Quote all of the data below exactly, please.
--
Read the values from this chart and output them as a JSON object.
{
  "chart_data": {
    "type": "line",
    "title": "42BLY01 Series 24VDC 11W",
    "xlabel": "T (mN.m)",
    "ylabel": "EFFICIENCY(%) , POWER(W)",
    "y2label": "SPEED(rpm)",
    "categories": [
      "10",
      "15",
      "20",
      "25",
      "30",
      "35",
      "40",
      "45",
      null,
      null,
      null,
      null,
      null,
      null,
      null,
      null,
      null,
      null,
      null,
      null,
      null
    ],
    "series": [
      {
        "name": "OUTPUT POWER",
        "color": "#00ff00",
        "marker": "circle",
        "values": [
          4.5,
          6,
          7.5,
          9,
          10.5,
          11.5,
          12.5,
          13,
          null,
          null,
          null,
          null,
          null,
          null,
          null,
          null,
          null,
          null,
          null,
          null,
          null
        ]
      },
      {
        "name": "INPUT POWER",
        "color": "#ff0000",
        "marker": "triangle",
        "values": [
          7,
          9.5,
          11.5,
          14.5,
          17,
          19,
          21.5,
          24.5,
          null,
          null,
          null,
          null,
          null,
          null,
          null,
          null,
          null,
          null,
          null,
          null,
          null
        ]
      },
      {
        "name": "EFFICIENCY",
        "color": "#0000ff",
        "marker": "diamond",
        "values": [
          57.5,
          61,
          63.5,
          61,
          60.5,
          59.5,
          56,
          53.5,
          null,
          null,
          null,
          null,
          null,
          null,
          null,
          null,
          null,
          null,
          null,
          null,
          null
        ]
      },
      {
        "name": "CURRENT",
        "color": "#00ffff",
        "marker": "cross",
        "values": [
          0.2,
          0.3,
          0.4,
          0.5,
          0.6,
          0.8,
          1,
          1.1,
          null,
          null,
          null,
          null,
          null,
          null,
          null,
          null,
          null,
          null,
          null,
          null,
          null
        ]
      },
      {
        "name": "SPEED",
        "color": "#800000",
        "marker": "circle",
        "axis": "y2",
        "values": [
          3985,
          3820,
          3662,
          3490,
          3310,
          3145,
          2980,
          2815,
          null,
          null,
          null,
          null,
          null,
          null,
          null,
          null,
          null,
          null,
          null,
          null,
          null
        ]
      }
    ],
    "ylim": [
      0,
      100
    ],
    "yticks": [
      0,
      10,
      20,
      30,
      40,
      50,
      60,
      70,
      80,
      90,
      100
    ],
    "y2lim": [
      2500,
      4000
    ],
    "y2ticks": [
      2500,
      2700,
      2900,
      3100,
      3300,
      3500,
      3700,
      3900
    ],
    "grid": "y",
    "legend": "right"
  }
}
--
[OUTPUT]
Read the values from this chart and output them as a JSON object.
{
  "chart_data": {
    "type": "line",
    "title": "42BLY01 Series 24VDC 11W",
    "xlabel": "T (mN.m)",
    "ylabel": "EFFICIENCY(%) , POWER(W)",
    "y2label": "SPEED(rpm)",
    "categories": [
      "10",
      "15",
      "20",
      "25",
      "30",
      "35",
      "40",
      "45",
      null,
      null,
      null,
      null,
      null,
      null,
      null,
      null,
      null,
      null,
      null,
      null,
      null
    ],
    "series": [
      {
        "name": "OUTPUT POWER",
        "color": "#00ff00",
        "marker": "circle",
        "values": [
          4.5,
          6,
          7.5,
          9,
          10.5,
          11.5,
          12.5,
          13,
          null,
          null,
          null,
          null,
          null,
          null,
          null,
          null,
          null,
          null,
          null,
          null,
          null
        ]
      },
      {
        "name": "INPUT POWER",
        "color": "#ff0000",
        "marker": "triangle",
        "values": [
          7,
          9.5,
          11.5,
          14.5,
          17,
          19,
          21.5,
          24.5,
          null,
          null,
          null,
          null,
          null,
          null,
          null,
          null,
          null,
          null,
          null,
          null,
          null
        ]
      },
      {
        "name": "EFFICIENCY",
        "color": "#0000ff",
        "marker": "diamond",
        "values": [
          57.5,
          61,
          63.5,
          61,
          60.5,
          59.5,
          56,
          53.5,
          null,
          null,
          null,
          null,
          null,
          null,
          null,
          null,
          null,
          null,
          null,
          null,
          null
        ]
      },
      {
        "name": "CURRENT",
        "color": "#00ffff",
        "marker": "cross",
        "values": [
          0.2,
          0.3,
          0.4,
          0.5,
          0.6,
          0.8,
          1,
          1.1,
          null,
          null,
          null,
          null,
          null,
          null,
          null,
          null,
          null,
          null,
          null,
          null,
          null
        ]
      },
      {
        "name": "SPEED",
        "color": "#800000",
        "marker": "circle",
        "axis": "y2",
        "values": [
          3985,
          3820,
          3662,
          3490,
          3310,
          3145,
          2980,
          2815,
          null,
          null,
          null,
          null,
          null,
          null,
          null,
          null,
          null,
          null,
          null,
          null,
          null
        ]
      }
    ],
    "ylim": [
      0,
      100
    ],
    "yticks": [
      0,
      10,
      20,
      30,
      40,
      50,
      60,
      70,
      80,
      90,
      100
    ],
    "y2lim": [
      2500,
      4000
    ],
    "y2ticks": [
      2500,
      2700,
      2900,
      3100,
      3300,
      3500,
      3700,
      3900
    ],
    "grid": "y",
    "legend": "right"
  }
}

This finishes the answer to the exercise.